RECORD LIST.
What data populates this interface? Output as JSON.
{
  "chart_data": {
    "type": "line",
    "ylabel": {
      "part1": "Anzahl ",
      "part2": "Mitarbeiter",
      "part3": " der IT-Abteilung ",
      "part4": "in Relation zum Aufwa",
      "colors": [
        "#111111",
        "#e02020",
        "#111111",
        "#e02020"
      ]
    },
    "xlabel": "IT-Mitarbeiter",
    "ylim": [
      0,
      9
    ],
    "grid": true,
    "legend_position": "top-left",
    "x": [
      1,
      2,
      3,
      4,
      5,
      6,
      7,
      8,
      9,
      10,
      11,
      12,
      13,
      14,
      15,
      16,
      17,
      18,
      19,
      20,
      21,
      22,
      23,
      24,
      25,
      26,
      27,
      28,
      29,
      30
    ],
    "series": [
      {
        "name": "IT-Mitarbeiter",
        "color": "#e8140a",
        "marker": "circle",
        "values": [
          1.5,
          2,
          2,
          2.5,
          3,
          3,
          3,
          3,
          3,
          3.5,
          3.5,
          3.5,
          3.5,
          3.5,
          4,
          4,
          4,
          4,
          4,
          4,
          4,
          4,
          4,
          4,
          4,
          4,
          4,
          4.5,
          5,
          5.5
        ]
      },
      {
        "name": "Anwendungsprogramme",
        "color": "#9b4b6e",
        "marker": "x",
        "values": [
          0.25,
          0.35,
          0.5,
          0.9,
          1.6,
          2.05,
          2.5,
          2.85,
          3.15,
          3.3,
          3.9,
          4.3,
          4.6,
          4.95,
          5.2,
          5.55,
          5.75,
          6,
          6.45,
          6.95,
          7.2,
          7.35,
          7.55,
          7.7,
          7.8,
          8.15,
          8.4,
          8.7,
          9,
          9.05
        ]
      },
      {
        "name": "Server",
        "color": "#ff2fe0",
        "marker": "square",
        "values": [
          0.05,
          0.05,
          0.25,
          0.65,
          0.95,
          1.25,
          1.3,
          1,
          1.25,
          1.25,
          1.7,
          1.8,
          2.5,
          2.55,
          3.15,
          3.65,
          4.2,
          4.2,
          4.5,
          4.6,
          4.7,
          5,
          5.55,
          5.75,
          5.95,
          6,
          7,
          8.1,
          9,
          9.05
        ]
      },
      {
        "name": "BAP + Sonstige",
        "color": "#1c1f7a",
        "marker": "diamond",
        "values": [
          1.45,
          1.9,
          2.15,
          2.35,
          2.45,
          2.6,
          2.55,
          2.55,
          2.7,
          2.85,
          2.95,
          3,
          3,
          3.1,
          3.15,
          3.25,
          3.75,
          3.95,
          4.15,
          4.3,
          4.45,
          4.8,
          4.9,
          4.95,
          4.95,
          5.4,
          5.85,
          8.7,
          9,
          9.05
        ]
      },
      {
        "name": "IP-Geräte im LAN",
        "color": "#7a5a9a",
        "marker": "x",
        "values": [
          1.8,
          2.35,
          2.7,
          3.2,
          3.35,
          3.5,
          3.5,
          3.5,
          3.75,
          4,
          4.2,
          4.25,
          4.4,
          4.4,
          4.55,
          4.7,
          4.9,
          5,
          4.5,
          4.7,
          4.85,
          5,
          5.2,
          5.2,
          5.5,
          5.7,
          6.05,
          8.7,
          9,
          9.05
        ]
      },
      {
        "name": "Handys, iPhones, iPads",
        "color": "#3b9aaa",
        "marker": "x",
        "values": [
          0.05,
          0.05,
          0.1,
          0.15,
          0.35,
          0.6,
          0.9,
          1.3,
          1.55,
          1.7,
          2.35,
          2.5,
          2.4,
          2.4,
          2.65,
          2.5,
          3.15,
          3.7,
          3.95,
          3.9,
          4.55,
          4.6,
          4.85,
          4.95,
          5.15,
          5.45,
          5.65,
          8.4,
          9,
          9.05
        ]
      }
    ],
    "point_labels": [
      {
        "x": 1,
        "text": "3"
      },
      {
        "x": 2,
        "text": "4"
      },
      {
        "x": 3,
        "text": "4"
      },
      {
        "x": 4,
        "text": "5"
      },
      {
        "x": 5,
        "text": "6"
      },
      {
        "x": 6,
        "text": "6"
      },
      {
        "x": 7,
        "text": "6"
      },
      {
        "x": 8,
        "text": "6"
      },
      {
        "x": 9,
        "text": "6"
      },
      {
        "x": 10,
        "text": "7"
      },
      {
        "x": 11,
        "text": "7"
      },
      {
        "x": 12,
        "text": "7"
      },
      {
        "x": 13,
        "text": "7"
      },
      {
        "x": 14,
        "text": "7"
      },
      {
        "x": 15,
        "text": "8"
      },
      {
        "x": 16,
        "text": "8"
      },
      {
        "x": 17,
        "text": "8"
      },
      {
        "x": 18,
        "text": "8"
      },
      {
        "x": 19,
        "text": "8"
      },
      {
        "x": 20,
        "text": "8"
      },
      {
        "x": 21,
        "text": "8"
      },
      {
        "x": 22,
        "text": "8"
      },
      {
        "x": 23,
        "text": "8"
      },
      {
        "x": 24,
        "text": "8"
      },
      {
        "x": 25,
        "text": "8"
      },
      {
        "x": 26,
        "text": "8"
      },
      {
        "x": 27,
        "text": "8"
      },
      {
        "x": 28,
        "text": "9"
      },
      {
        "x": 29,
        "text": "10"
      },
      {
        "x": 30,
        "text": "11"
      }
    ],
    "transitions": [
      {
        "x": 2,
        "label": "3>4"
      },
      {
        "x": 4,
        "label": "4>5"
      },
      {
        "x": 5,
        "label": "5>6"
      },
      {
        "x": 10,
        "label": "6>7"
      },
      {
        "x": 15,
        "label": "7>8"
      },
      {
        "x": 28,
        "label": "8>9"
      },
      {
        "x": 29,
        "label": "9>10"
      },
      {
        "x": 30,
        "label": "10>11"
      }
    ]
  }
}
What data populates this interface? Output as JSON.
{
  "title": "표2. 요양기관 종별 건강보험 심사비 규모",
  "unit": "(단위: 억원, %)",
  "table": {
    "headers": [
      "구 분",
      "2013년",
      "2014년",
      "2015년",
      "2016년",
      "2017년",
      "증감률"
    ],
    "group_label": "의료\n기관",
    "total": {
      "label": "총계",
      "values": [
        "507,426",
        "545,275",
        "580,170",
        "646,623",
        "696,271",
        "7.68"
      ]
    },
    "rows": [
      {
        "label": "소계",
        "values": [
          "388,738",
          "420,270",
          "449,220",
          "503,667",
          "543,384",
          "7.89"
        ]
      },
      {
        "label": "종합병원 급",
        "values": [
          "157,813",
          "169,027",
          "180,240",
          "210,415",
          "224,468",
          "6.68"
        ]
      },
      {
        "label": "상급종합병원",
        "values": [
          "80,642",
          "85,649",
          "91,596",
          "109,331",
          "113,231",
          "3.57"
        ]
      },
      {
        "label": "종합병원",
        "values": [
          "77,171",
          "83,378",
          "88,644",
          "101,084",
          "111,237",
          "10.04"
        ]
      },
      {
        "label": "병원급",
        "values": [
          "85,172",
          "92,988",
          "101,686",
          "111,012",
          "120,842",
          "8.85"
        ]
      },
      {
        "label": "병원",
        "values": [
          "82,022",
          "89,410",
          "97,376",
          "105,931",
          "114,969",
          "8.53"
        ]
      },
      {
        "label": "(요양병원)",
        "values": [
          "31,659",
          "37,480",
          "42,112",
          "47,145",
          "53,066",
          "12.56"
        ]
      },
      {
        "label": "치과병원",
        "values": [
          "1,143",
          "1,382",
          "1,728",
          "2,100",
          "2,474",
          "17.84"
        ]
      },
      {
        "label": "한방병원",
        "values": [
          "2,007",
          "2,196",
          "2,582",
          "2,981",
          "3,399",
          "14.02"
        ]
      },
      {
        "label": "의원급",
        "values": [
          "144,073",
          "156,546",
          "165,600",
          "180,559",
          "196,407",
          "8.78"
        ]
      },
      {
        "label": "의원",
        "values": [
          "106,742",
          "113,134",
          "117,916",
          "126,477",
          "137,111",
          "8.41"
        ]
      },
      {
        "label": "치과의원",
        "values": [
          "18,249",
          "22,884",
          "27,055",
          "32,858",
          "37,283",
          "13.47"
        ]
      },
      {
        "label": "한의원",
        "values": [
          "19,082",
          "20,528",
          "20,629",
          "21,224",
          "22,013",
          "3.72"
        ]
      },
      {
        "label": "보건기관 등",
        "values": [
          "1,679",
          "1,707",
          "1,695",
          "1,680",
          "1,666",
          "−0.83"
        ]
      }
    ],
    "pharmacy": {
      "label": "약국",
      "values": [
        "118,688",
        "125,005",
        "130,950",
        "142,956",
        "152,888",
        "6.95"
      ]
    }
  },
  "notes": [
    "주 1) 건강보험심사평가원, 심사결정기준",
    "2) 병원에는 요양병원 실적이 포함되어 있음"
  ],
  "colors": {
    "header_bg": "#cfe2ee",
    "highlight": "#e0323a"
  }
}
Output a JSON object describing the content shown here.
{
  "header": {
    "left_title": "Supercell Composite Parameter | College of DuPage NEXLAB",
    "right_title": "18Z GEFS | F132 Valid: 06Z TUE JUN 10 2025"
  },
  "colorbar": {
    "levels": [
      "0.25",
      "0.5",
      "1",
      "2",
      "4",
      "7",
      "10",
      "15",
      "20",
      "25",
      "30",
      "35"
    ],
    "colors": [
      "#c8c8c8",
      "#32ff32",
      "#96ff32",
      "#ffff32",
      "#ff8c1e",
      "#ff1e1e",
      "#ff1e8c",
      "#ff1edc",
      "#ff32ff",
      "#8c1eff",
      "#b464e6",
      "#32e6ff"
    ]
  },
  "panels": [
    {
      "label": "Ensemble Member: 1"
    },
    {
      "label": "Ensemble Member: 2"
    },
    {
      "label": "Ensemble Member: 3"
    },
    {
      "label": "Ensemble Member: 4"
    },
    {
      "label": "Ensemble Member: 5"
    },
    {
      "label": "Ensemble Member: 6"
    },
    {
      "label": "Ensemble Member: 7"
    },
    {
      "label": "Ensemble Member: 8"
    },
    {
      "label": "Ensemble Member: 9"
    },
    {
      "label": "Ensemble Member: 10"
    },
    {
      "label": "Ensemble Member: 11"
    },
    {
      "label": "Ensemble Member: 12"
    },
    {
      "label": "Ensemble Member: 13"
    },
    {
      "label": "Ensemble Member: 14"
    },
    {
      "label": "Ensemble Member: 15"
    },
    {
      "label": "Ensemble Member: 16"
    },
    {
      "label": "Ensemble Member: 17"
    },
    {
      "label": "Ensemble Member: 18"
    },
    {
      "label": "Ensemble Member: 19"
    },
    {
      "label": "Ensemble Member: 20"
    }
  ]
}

WHAT YOU ARE ASKED TO DO.
Take the line with "Output a JSON" and all lines after it to the last line, and reproduce them exactly.

IN RESPONSE.
Output a JSON object describing the content shown here.
{
  "header": {
    "left_title": "Supercell Composite Parameter | College of DuPage NEXLAB",
    "right_title": "18Z GEFS | F132 Valid: 06Z TUE JUN 10 2025"
  },
  "colorbar": {
    "levels": [
      "0.25",
      "0.5",
      "1",
      "2",
      "4",
      "7",
      "10",
      "15",
      "20",
      "25",
      "30",
      "35"
    ],
    "colors": [
      "#c8c8c8",
      "#32ff32",
      "#96ff32",
      "#ffff32",
      "#ff8c1e",
      "#ff1e1e",
      "#ff1e8c",
      "#ff1edc",
      "#ff32ff",
      "#8c1eff",
      "#b464e6",
      "#32e6ff"
    ]
  },
  "panels": [
    {
      "label": "Ensemble Member: 1"
    },
    {
      "label": "Ensemble Member: 2"
    },
    {
      "label": "Ensemble Member: 3"
    },
    {
      "label": "Ensemble Member: 4"
    },
    {
      "label": "Ensemble Member: 5"
    },
    {
      "label": "Ensemble Member: 6"
    },
    {
      "label": "Ensemble Member: 7"
    },
    {
      "label": "Ensemble Member: 8"
    },
    {
      "label": "Ensemble Member: 9"
    },
    {
      "label": "Ensemble Member: 10"
    },
    {
      "label": "Ensemble Member: 11"
    },
    {
      "label": "Ensemble Member: 12"
    },
    {
      "label": "Ensemble Member: 13"
    },
    {
      "label": "Ensemble Member: 14"
    },
    {
      "label": "Ensemble Member: 15"
    },
    {
      "label": "Ensemble Member: 16"
    },
    {
      "label": "Ensemble Member: 17"
    },
    {
      "label": "Ensemble Member: 18"
    },
    {
      "label": "Ensemble Member: 19"
    },
    {
      "label": "Ensemble Member: 20"
    }
  ]
}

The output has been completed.